> [What to work on]: Narrow the data below down to the lines containing "VRILE".

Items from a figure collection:
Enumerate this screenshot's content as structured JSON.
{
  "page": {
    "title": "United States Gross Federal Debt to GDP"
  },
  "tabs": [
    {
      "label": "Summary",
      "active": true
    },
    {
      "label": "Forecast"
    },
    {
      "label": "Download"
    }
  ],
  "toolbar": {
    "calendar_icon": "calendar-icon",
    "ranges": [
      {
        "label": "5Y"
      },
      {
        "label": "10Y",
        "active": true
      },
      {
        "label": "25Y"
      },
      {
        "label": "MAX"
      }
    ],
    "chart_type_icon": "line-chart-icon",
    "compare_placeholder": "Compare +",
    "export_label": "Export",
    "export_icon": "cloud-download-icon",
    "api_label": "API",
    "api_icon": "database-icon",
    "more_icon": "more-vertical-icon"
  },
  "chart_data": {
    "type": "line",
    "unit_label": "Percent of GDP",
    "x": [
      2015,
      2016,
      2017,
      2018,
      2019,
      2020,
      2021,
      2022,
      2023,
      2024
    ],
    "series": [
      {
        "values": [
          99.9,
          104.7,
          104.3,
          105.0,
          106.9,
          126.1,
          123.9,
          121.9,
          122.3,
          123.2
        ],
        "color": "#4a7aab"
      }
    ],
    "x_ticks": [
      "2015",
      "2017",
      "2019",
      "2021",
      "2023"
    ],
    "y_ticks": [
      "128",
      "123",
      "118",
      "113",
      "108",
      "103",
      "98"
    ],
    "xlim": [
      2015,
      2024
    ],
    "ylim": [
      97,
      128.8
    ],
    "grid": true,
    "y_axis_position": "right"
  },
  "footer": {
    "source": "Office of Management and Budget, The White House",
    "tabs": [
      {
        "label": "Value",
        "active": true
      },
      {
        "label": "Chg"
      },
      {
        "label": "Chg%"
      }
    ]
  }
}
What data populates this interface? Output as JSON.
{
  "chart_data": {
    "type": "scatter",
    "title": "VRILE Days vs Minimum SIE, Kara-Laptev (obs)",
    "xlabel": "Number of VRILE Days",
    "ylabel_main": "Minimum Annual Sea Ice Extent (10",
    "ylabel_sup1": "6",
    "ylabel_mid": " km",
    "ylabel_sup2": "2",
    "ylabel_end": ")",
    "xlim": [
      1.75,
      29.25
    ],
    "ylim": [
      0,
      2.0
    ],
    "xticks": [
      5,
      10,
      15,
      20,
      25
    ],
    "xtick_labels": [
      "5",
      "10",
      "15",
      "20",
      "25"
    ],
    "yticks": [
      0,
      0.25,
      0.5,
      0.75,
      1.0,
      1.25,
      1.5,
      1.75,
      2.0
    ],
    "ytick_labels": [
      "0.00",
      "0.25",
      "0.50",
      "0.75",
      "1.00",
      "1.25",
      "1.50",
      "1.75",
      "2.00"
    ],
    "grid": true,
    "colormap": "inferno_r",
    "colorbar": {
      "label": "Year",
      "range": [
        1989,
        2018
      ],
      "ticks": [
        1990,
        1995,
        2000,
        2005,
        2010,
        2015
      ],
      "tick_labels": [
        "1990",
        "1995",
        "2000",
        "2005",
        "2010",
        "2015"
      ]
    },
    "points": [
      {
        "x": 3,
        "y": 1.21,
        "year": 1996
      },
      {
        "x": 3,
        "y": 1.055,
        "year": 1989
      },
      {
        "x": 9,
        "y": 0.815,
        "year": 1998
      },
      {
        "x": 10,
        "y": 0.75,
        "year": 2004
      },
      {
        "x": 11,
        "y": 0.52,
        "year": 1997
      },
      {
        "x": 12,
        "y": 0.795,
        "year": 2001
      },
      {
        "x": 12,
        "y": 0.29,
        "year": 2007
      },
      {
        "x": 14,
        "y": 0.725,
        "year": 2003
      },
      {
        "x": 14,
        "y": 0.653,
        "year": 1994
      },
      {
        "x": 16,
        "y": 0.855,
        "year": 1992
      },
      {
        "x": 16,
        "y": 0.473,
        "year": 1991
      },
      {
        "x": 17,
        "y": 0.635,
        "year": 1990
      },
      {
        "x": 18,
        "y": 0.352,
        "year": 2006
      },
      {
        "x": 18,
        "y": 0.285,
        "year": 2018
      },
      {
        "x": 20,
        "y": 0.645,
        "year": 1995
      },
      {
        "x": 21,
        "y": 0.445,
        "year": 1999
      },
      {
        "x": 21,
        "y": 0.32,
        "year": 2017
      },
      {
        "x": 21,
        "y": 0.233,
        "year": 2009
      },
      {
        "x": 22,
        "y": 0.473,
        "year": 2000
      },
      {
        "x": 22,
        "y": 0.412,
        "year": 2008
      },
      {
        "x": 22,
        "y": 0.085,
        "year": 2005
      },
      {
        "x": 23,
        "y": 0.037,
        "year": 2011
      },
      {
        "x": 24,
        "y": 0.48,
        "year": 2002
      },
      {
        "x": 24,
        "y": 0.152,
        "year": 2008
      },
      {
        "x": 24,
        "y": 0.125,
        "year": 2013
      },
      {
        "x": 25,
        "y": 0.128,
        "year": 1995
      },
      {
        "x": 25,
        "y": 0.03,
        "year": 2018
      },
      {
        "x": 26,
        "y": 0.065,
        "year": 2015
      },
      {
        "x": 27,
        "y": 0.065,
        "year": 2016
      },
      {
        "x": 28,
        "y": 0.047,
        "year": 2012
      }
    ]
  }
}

> [Exercise answer]:
    "title": "VRILE Days vs Minimum SIE, Kara-Laptev (obs)",
    "xlabel": "Number of VRILE Days",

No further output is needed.